- Stated task -
Which lines in the data below contain the word "name"? Return every such line in full; letter case counts.

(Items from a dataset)
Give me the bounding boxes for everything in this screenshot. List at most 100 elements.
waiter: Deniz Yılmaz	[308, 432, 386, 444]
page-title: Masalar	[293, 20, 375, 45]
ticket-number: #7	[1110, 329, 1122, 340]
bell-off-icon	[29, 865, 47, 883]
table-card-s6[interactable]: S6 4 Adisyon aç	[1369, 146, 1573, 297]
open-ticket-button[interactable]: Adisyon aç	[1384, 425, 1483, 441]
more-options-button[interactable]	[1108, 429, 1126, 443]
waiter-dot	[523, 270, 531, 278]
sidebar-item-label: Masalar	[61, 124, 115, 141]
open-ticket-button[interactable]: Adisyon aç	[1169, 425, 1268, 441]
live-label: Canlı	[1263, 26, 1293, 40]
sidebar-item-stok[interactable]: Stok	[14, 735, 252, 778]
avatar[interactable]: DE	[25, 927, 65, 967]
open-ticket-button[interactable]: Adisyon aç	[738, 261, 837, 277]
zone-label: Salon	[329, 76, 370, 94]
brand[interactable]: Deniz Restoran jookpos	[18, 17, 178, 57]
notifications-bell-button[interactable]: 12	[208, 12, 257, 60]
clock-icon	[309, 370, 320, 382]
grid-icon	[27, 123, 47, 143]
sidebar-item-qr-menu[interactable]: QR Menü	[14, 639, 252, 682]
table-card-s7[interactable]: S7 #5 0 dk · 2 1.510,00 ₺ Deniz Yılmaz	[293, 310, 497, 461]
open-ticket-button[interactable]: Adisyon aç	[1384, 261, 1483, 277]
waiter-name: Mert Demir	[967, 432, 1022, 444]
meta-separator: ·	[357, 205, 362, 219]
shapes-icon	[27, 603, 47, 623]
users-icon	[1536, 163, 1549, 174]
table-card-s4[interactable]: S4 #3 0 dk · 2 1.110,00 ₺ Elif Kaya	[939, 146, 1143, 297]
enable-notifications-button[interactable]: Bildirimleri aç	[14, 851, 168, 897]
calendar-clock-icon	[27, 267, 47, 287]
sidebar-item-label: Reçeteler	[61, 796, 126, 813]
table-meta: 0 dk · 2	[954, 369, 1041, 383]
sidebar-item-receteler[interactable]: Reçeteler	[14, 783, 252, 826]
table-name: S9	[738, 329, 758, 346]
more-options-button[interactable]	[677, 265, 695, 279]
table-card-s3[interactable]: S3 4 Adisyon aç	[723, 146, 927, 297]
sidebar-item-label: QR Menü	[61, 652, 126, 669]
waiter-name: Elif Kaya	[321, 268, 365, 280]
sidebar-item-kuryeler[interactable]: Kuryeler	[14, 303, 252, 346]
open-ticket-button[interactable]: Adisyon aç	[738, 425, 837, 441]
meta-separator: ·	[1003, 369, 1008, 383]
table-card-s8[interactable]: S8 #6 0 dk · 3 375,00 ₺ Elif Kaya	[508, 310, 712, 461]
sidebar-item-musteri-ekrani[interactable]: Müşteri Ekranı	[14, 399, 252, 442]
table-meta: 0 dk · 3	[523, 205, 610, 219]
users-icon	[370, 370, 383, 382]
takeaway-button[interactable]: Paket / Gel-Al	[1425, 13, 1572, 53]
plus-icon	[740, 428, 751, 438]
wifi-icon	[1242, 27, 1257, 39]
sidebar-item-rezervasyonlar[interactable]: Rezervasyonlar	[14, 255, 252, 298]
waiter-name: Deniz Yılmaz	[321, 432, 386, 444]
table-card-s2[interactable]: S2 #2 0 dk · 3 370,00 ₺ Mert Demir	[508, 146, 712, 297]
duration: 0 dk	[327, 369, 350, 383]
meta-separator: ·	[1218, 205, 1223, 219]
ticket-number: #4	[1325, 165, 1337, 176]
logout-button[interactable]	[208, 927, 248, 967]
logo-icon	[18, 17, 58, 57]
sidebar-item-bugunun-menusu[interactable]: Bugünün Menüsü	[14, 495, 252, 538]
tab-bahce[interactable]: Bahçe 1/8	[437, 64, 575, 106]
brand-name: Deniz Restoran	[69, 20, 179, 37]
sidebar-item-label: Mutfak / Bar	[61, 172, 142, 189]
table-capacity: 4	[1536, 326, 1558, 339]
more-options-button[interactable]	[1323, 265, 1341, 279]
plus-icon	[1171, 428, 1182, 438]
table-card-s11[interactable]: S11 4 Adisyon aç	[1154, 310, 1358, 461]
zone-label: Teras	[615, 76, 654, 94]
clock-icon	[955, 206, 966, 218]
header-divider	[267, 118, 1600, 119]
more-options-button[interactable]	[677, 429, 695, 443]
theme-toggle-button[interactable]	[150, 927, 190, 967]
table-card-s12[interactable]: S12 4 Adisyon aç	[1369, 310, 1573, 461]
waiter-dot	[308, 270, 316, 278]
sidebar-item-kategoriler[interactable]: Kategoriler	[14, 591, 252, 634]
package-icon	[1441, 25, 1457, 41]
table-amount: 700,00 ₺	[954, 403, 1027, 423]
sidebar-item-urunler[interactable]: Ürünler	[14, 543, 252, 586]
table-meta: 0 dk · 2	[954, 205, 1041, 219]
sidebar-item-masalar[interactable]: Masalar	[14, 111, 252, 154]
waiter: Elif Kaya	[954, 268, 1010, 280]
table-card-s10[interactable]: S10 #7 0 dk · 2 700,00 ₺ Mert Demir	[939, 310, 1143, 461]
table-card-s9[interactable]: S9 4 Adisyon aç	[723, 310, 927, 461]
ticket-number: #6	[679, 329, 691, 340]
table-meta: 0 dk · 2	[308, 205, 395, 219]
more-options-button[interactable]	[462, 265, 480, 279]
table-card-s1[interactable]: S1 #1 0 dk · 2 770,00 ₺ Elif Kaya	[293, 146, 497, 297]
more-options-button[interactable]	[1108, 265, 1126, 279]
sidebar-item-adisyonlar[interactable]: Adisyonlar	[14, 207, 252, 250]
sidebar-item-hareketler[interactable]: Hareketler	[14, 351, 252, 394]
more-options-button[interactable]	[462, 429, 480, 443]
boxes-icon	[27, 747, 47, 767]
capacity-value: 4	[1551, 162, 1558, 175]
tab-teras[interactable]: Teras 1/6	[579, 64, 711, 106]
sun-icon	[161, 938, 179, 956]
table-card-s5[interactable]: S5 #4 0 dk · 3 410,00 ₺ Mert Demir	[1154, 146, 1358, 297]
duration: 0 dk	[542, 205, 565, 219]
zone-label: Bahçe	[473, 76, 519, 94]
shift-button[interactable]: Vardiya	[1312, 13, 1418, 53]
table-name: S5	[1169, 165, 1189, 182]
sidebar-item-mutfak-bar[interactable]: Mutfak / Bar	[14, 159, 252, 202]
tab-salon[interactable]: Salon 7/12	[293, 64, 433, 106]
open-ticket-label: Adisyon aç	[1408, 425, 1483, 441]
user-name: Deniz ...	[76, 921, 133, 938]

- Problem solution -
waiter-name: Mert Demir	[967, 432, 1022, 444]
table-name: S9	[738, 329, 758, 346]
waiter-name: Elif Kaya	[321, 268, 365, 280]
waiter-name: Deniz Yılmaz	[321, 432, 386, 444]
brand-name: Deniz Restoran	[69, 20, 179, 37]
table-name: S5	[1169, 165, 1189, 182]
user-name: Deniz ...	[76, 921, 133, 938]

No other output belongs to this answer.